[start of STORED DATA]

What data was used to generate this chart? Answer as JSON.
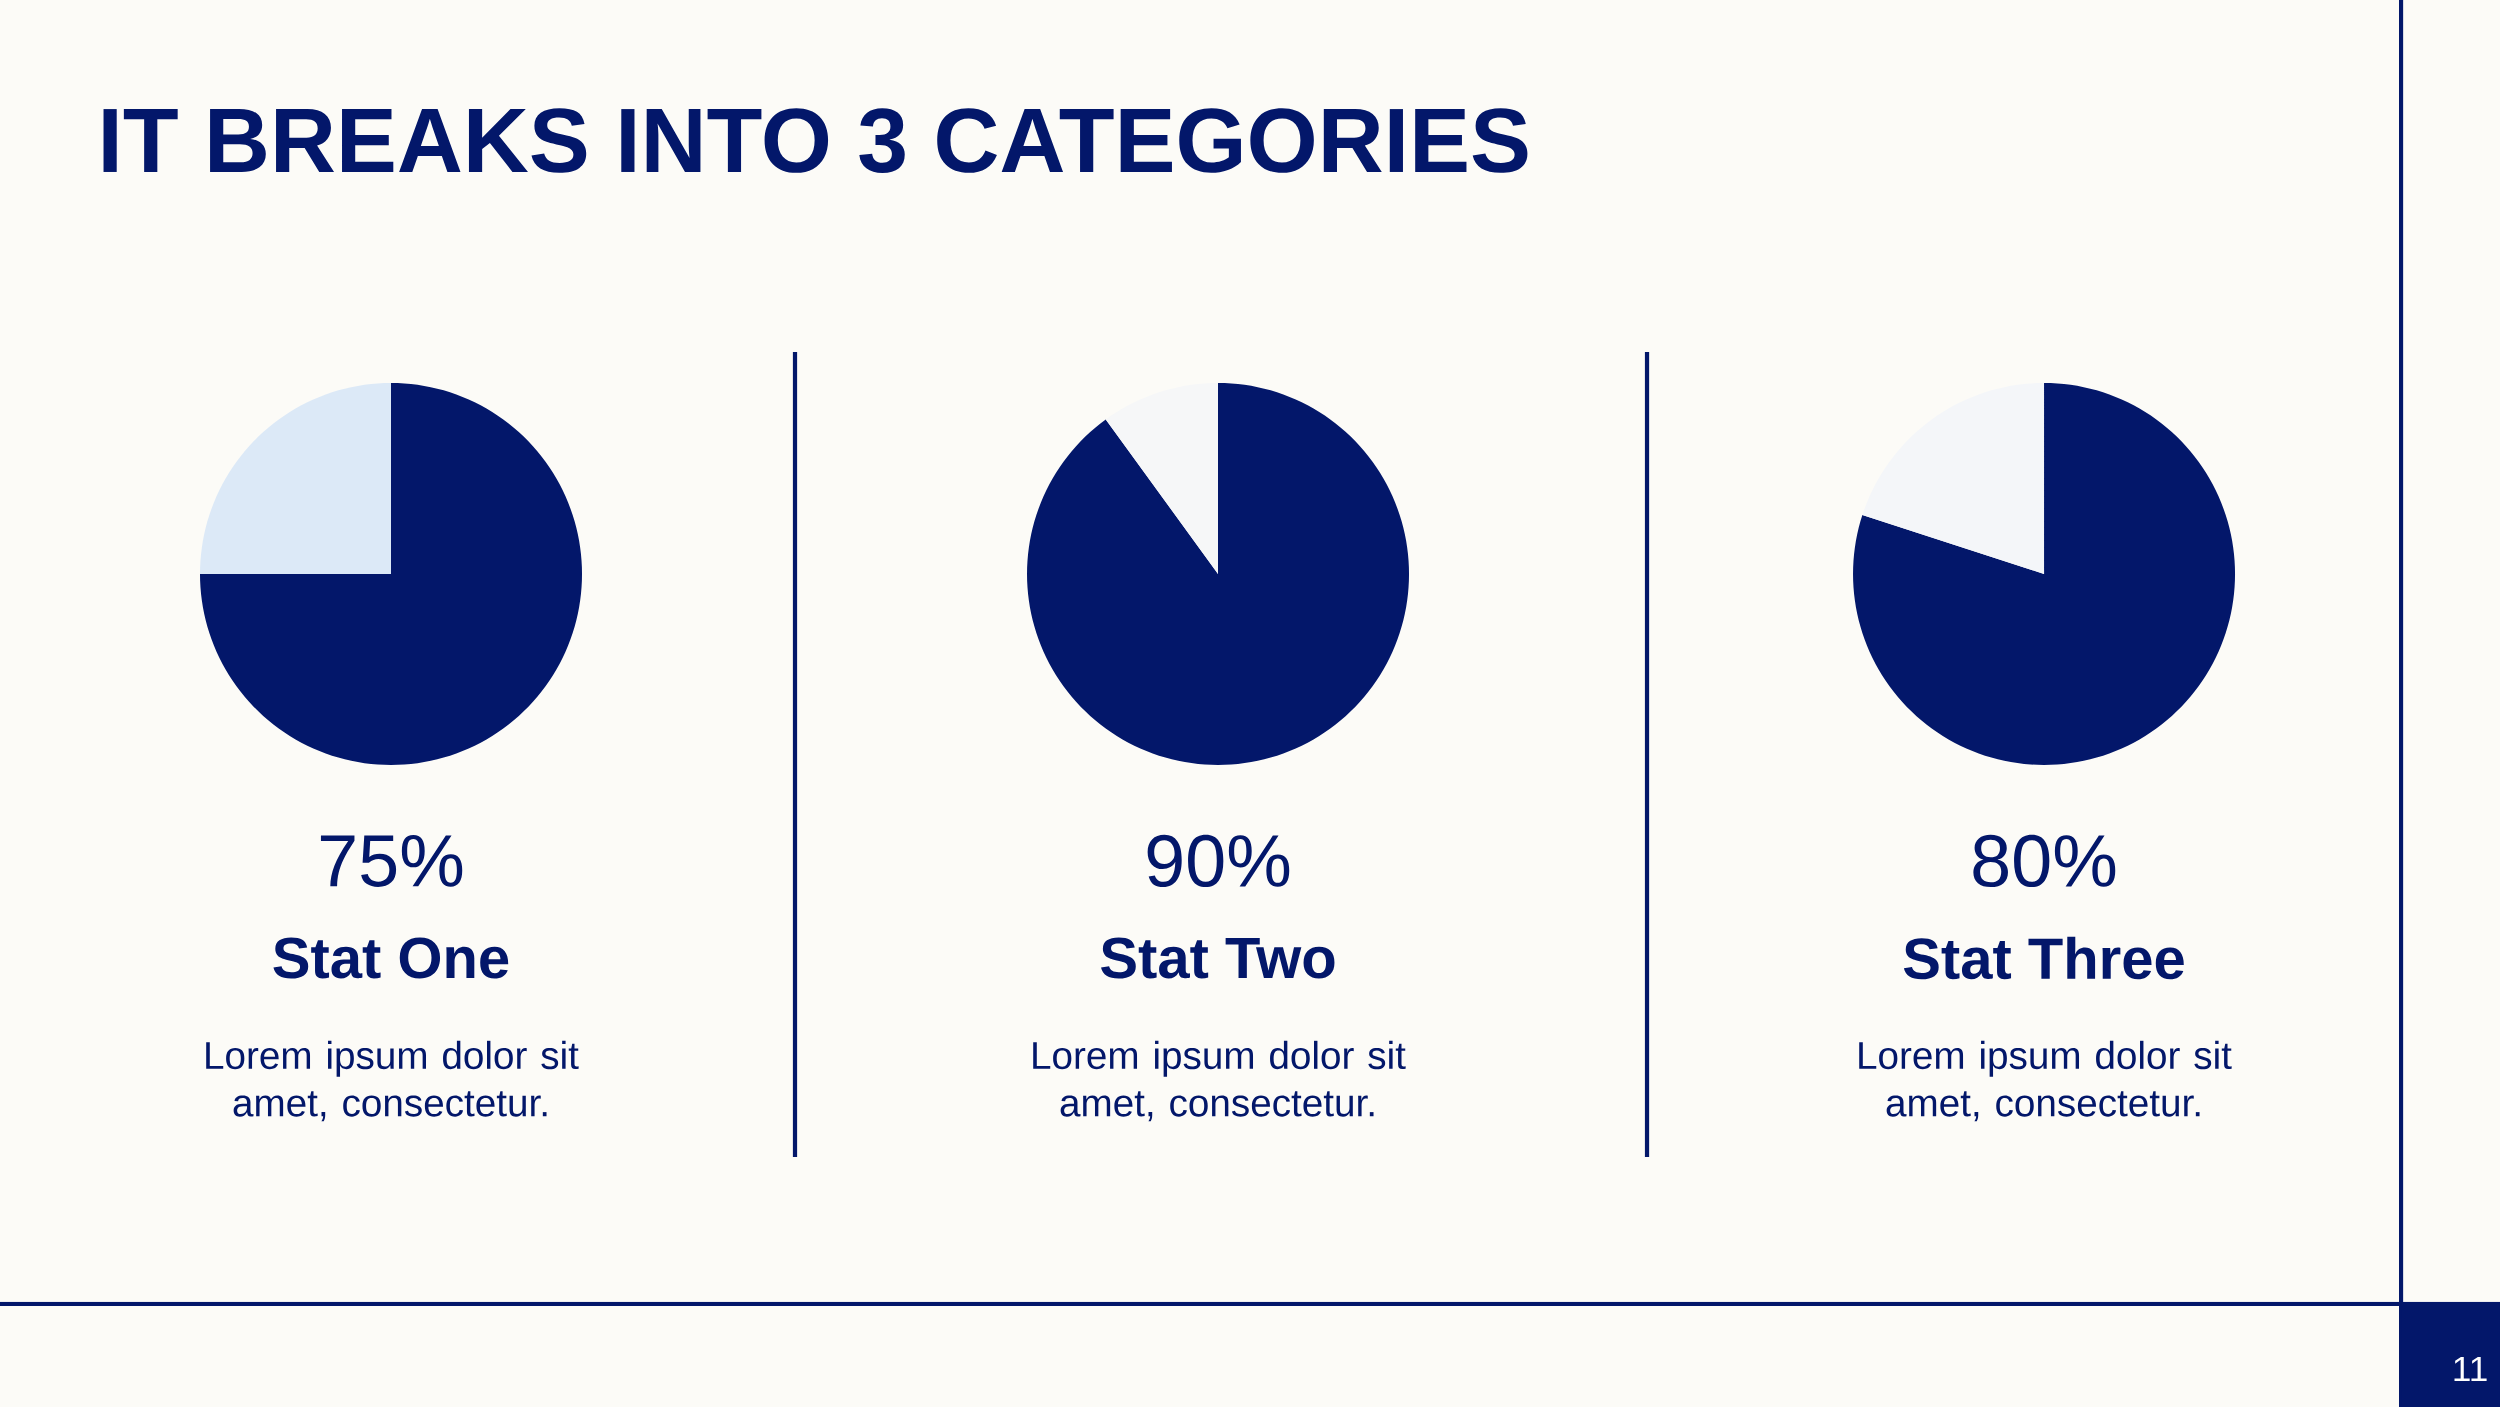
{
  "chart_data": [
    {
      "type": "pie",
      "title": "Stat One",
      "categories": [
        null,
        null
      ],
      "values": [
        75,
        25
      ],
      "colors": [
        "#03176a",
        "#dce9f7"
      ],
      "value_labels": [
        "75%",
        null
      ],
      "annotations": [
        "IT BREAKS INTO 3 CATEGORIES",
        "Lorem ipsum dolor sit amet, consectetur.",
        "11"
      ]
    },
    {
      "type": "pie",
      "title": "Stat Two",
      "categories": [
        null,
        null
      ],
      "values": [
        90,
        10
      ],
      "colors": [
        "#03176a",
        "#f6f7f8"
      ],
      "value_labels": [
        "90%",
        null
      ],
      "annotations": [
        "Lorem ipsum dolor sit amet, consectetur."
      ]
    },
    {
      "type": "pie",
      "title": "Stat Three",
      "categories": [
        null,
        null
      ],
      "values": [
        80,
        20
      ],
      "colors": [
        "#03176a",
        "#f4f6f9"
      ],
      "value_labels": [
        "80%",
        null
      ],
      "annotations": [
        "Lorem ipsum dolor sit amet, consectetur."
      ]
    }
  ]
}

[end of STORED DATA]

WHAT THE EXERCISE ASKS - Without the pictures, restate all the entries above exactly.

OUTPUT BELOW -
What data was used to generate this chart? Answer as JSON.
{
  "chart_data": [
    {
      "type": "pie",
      "title": "Stat One",
      "categories": [
        null,
        null
      ],
      "values": [
        75,
        25
      ],
      "colors": [
        "#03176a",
        "#dce9f7"
      ],
      "value_labels": [
        "75%",
        null
      ],
      "annotations": [
        "IT BREAKS INTO 3 CATEGORIES",
        "Lorem ipsum dolor sit amet, consectetur.",
        "11"
      ]
    },
    {
      "type": "pie",
      "title": "Stat Two",
      "categories": [
        null,
        null
      ],
      "values": [
        90,
        10
      ],
      "colors": [
        "#03176a",
        "#f6f7f8"
      ],
      "value_labels": [
        "90%",
        null
      ],
      "annotations": [
        "Lorem ipsum dolor sit amet, consectetur."
      ]
    },
    {
      "type": "pie",
      "title": "Stat Three",
      "categories": [
        null,
        null
      ],
      "values": [
        80,
        20
      ],
      "colors": [
        "#03176a",
        "#f4f6f9"
      ],
      "value_labels": [
        "80%",
        null
      ],
      "annotations": [
        "Lorem ipsum dolor sit amet, consectetur."
      ]
    }
  ]
}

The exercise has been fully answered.